→ **Instruction**: Retype precisely the section of the data that starts at the line containing "Transcribe the text in this document." and runs to its final line, ends included.

→ **Given records**:
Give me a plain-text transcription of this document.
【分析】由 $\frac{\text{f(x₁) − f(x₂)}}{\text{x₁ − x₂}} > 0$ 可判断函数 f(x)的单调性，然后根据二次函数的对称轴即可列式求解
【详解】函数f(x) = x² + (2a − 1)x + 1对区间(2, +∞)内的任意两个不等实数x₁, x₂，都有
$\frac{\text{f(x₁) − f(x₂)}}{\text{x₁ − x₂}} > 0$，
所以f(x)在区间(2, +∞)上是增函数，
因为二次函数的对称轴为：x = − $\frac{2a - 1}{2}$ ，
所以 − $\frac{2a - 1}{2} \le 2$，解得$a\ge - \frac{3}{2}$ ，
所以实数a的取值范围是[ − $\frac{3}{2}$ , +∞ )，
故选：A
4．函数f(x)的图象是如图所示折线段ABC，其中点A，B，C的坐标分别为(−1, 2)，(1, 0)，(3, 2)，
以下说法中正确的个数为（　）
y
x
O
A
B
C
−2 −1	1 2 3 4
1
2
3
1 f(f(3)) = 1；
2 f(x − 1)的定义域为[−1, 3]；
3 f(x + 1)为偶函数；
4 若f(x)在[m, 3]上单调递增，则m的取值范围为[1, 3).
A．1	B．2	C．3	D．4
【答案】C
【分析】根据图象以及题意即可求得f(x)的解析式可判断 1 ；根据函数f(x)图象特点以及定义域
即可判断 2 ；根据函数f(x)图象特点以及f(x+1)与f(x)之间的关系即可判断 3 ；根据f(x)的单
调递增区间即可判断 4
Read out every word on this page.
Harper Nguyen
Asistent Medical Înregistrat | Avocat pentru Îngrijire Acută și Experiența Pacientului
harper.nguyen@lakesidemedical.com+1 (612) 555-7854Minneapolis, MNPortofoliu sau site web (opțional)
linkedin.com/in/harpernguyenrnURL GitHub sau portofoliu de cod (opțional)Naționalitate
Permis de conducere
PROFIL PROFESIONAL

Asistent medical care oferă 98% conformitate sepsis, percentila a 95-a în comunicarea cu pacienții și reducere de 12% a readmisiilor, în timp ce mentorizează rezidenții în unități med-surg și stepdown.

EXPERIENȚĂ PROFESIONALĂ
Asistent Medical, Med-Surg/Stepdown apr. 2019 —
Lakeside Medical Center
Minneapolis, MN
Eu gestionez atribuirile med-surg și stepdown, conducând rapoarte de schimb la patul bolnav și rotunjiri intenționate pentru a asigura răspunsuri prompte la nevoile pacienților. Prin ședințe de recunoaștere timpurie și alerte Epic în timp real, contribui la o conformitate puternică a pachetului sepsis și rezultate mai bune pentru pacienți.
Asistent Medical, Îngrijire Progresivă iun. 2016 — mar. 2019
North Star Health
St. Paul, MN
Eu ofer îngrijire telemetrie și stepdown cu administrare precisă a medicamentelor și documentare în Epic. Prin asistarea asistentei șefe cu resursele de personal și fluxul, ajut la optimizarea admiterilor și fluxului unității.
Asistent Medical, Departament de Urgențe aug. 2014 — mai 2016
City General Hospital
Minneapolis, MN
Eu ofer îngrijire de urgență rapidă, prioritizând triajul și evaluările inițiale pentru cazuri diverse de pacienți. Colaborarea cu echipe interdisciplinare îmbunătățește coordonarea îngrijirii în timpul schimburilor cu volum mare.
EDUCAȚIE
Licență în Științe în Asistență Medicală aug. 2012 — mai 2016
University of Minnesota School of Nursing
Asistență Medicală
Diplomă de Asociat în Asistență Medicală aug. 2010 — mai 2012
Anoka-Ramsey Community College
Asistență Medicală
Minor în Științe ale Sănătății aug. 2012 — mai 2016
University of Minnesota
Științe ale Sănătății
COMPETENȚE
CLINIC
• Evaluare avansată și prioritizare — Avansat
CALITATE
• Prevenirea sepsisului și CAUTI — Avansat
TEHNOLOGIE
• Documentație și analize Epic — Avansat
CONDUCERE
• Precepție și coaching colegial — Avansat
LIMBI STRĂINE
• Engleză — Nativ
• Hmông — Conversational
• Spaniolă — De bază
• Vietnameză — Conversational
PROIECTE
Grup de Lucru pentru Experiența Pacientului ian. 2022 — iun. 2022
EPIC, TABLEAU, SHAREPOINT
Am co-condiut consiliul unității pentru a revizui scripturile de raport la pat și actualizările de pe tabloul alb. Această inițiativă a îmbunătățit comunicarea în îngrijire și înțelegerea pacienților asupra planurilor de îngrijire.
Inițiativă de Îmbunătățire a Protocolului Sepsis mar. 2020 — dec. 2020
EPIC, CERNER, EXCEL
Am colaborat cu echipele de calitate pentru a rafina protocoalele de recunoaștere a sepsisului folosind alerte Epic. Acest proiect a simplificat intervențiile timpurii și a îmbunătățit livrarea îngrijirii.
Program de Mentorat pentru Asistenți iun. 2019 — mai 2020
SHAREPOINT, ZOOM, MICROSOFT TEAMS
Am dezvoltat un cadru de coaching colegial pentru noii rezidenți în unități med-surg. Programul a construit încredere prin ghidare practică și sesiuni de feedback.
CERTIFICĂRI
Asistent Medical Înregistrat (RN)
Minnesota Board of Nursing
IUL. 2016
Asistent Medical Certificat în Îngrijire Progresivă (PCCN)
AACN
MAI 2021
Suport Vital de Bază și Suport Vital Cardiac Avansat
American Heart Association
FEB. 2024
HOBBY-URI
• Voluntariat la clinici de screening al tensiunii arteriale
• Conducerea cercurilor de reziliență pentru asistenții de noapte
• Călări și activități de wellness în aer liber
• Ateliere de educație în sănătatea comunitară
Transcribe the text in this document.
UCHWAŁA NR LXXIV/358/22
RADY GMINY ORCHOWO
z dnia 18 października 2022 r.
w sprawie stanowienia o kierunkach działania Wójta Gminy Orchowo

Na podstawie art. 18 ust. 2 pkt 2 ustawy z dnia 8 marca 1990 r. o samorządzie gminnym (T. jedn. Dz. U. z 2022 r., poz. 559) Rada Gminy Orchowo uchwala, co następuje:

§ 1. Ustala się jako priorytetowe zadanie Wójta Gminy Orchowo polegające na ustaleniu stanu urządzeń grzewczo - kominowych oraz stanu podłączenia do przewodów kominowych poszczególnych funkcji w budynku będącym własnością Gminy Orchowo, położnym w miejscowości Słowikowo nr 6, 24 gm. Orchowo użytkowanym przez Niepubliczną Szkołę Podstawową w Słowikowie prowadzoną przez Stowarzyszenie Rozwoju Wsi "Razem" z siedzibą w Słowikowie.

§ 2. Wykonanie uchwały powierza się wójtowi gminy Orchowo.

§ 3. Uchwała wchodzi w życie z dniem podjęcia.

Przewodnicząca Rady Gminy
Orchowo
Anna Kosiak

→ **Written response**:
Transcribe the text in this document.
UCHWAŁA NR LXXIV/358/22
RADY GMINY ORCHOWO
z dnia 18 października 2022 r.
w sprawie stanowienia o kierunkach działania Wójta Gminy Orchowo

Na podstawie art. 18 ust. 2 pkt 2 ustawy z dnia 8 marca 1990 r. o samorządzie gminnym (T. jedn. Dz. U. z 2022 r., poz. 559) Rada Gminy Orchowo uchwala, co następuje:

§ 1. Ustala się jako priorytetowe zadanie Wójta Gminy Orchowo polegające na ustaleniu stanu urządzeń grzewczo - kominowych oraz stanu podłączenia do przewodów kominowych poszczególnych funkcji w budynku będącym własnością Gminy Orchowo, położnym w miejscowości Słowikowo nr 6, 24 gm. Orchowo użytkowanym przez Niepubliczną Szkołę Podstawową w Słowikowie prowadzoną przez Stowarzyszenie Rozwoju Wsi "Razem" z siedzibą w Słowikowie.

§ 2. Wykonanie uchwały powierza się wójtowi gminy Orchowo.

§ 3. Uchwała wchodzi w życie z dniem podjęcia.

Przewodnicząca Rady Gminy
Orchowo
Anna Kosiak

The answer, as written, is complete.